» **Your goal**
Reproduce the lines from the one containing "693, 328, 717]" up to and including the one containing "tweet-text: 全く異質の事を共有しようと言って いるのではありません。中国も民主", unchanged.

********************

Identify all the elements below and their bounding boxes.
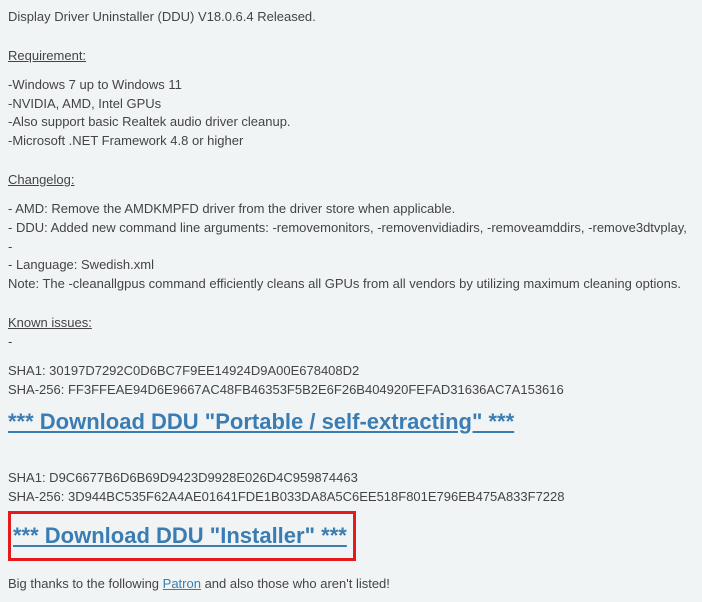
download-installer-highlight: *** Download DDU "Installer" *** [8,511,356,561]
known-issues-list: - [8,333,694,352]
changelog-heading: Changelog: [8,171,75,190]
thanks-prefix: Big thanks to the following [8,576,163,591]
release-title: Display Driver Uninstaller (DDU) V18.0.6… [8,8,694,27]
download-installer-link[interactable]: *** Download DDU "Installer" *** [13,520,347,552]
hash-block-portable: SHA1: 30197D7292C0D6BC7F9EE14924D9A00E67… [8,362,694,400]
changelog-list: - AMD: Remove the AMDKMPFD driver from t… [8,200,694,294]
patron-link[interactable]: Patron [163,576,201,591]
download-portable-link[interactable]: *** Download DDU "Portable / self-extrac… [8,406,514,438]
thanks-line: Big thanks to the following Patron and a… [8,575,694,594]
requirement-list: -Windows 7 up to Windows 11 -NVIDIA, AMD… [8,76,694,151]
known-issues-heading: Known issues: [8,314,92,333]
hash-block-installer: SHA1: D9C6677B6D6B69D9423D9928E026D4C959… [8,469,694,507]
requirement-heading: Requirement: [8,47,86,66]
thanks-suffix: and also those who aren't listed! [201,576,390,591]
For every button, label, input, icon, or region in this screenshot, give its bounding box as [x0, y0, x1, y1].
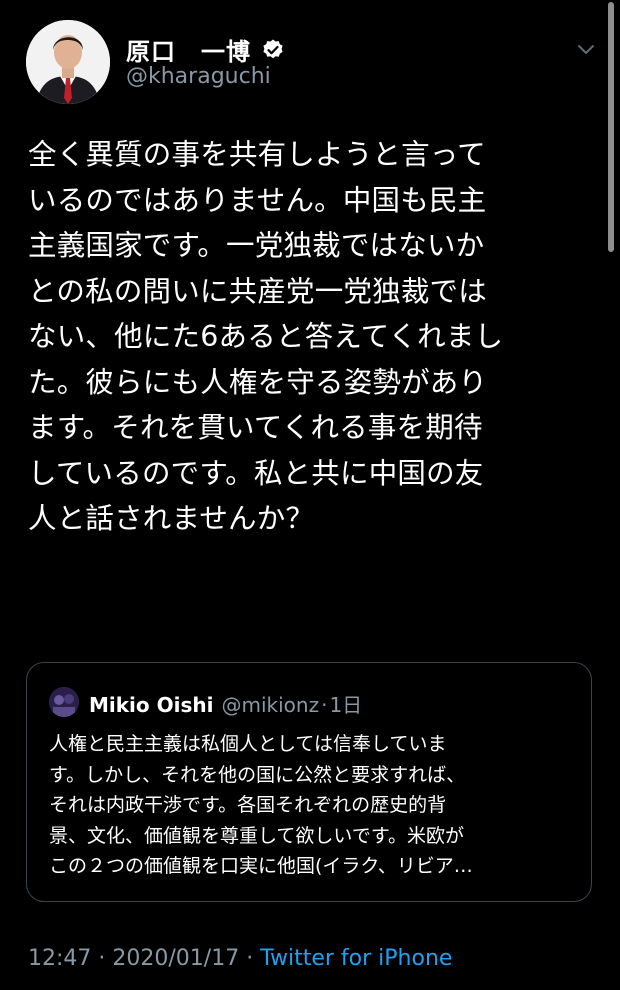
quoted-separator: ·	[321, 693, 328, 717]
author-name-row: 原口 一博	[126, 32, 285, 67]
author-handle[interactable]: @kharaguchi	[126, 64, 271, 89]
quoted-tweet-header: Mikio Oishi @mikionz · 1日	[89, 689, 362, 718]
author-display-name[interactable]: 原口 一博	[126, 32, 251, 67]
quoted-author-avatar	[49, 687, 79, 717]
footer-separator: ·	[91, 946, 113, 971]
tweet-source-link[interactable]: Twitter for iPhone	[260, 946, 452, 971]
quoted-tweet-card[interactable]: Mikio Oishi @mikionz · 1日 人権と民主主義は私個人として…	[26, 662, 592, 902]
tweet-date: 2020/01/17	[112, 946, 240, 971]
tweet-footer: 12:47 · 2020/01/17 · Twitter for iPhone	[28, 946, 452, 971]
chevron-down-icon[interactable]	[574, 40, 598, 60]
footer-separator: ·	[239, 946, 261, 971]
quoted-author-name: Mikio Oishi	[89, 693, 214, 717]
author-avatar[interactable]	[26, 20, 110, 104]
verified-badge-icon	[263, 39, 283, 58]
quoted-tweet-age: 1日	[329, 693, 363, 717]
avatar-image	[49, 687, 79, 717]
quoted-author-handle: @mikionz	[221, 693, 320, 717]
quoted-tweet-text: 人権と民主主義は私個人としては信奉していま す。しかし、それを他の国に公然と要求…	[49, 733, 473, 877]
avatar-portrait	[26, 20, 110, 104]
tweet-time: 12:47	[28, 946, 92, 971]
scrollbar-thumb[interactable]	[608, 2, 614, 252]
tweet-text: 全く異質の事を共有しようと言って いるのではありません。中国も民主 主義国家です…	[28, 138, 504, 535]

********************

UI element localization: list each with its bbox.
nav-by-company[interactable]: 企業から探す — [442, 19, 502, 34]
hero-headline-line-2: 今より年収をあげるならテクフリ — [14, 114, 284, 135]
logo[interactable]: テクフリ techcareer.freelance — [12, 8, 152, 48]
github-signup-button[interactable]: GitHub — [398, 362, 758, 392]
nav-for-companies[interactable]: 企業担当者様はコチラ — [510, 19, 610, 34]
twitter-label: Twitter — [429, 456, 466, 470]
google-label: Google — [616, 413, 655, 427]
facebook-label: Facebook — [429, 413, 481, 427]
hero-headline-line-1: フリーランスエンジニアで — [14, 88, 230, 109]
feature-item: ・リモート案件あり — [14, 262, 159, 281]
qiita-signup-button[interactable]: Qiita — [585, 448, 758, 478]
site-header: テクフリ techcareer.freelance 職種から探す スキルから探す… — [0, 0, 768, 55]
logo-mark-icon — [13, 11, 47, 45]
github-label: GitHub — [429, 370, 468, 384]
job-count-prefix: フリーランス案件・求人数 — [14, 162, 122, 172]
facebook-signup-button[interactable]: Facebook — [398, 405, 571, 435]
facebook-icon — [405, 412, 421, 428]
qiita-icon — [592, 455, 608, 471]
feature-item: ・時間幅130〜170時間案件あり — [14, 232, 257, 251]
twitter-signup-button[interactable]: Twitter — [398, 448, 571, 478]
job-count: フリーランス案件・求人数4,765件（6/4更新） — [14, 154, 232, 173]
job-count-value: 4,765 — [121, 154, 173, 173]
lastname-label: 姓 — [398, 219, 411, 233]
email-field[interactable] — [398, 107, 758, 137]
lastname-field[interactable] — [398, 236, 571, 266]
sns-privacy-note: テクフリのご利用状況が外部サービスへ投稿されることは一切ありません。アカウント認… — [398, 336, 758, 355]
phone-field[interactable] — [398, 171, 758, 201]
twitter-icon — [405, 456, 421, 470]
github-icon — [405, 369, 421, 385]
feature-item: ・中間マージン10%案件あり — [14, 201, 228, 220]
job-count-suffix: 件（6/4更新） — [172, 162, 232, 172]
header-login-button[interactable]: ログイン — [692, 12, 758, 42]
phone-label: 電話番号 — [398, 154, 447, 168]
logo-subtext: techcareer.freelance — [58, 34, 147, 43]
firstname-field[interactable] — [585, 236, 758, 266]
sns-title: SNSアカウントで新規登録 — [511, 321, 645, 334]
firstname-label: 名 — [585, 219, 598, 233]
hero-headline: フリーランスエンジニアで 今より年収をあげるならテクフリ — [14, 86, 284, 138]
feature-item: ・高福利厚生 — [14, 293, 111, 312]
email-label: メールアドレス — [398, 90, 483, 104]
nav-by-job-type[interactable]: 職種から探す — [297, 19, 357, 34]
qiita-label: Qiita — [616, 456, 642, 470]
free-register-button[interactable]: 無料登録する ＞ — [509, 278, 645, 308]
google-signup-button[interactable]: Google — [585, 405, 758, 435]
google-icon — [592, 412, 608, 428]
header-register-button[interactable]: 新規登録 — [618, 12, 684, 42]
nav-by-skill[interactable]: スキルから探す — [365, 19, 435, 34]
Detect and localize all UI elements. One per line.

********************

» **Answer to the task**
quoted-separator: ·	[321, 693, 328, 717]
author-name-row: 原口 一博	[126, 32, 285, 67]
author-handle[interactable]: @kharaguchi	[126, 64, 271, 89]
quoted-tweet-header: Mikio Oishi @mikionz · 1日	[89, 689, 362, 718]
author-display-name[interactable]: 原口 一博	[126, 32, 251, 67]
quoted-author-avatar	[49, 687, 79, 717]
footer-separator: ·	[91, 946, 113, 971]
tweet-source-link[interactable]: Twitter for iPhone	[260, 946, 452, 971]
quoted-tweet-card[interactable]: Mikio Oishi @mikionz · 1日 人権と民主主義は私個人として…	[26, 662, 592, 902]
tweet-date: 2020/01/17	[112, 946, 240, 971]
tweet-footer: 12:47 · 2020/01/17 · Twitter for iPhone	[28, 946, 452, 971]
chevron-down-icon[interactable]	[574, 40, 598, 60]
footer-separator: ·	[239, 946, 261, 971]
quoted-author-name: Mikio Oishi	[89, 693, 214, 717]
author-avatar[interactable]	[26, 20, 110, 104]
verified-badge-icon	[263, 39, 283, 58]
quoted-tweet-age: 1日	[329, 693, 363, 717]
avatar-image	[49, 687, 79, 717]
quoted-author-handle: @mikionz	[221, 693, 320, 717]
quoted-tweet-text: 人権と民主主義は私個人としては信奉していま す。しかし、それを他の国に公然と要求…	[49, 733, 473, 877]
avatar-portrait	[26, 20, 110, 104]
tweet-time: 12:47	[28, 946, 92, 971]
scrollbar-thumb[interactable]	[608, 2, 614, 252]
tweet-text: 全く異質の事を共有しようと言って いるのではありません。中国も民主 主義国家です…	[28, 138, 504, 535]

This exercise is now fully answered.